TEXT -
<<<<
Oddly Shaped Pegs

An inquiry into the Nature and Causes of Stuff

2010 Sloan Fellows

leave a comment »

Once again this year, theorists and their friends were well represented among the Sloan Research Fellows. These are the names I recognize:

  • Joel Tropp
  • Jonathan Kelner
  • Constantinos Daskalakis
  • Amin Saberi
  • Brent Waters
  • Balázs Szegedy

Congratulations to all!

Written by adamdsmith

February 17, 2010 at 11:00 pm

Posted in Uncategorized

Tagged with , ,

Collaborative tools?

with 2 comments

Like most theorists I collaborate a lot with remote colleagues1. Recent technological developments like the telephone have made this much easier, but I am ready to move on to something even more advanced.

I have started to use this Internet thing. For example, I use cvs or subversion on most projects to track and synchronize files (see Suresh’s recent post for an explanation of why). I call people on Skype when the connection is good enough for video, and use a mix of email, IM and Wave2 to jot down notes in real time about the conversation.

One thing is missing in my collaborative online life, though, and that is a good white board. Ideally, I would like a live holographic image of my colleagues in my office, together with sound and a remotely controllable marker for my whiteboard. Until I write a paper with the doctor from Star Trek Voyager, I’m willing to settle for something less ambitious: an interactive white board on which several people can simultaneously draw, paste/drop in graphics, and write text and latex equations that get formatted in real time.

There are a few free web services and software packages out there that offer something along these lines:

  • Scriblink: this has a lot of what I want but a very clunky interface.
>>>>
COLLECTED MATERIAL -
<<<<
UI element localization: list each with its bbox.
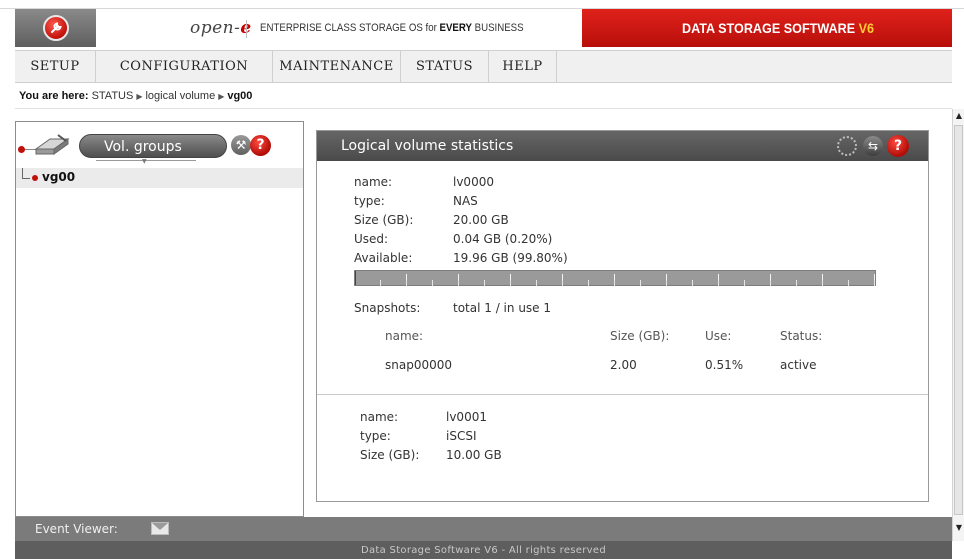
>>>>
YOUR TASKS -
1. List every 2010 Sloan Research Fellow whose name appears in the theory blog.
2. Resume the theory blog after its last line, carrying on the list of whiteboard services that begins with Scriblink.

WRITTEN ANSWERS -
1. Joel Tropp, Jonathan Kelner, Constantinos Daskalakis, Amin Saberi, Brent Waters, Balázs Szegedy

2.
  • Imagination^3: better drawing interface, no latex/math support
  • Latex plugins for Gaim: adds simple latex support to most IM platforms. No drawing. Also, annoying to install on a Mac since it requires a bunch of other packages to be installed first.
  • Jarnal: haven’t tried it yet.

A question for readers, then: what other similar tools are out there? More generally, what software has improved your remote collaborations?

1 I mean physically remote. Some of them are also emotionally remote, but so far neither the telephone nor the Internet have helped them.

2 Although Google’s recent Buzz privacy fiasco made me reconsider using Wave.

Written by adamdsmith

February 14, 2010 at 9:49 pm

A private event

leave a comment »

It wasn’t exactly in stealth mode, but I heard about Data Privacy Day 2010 only after it happened.

Born of an effort to promote awareness of data privacy issues by the non-profit The Privacy Projects, this year’s celebration (?) included events at a several universities. Most interesting to me was a roundtable discussion at UC Berkeley sponsored by the Federal Trade Commission. I’m skeptical about how much the federal government will do about protecting privacy, but it is good to see serious interest.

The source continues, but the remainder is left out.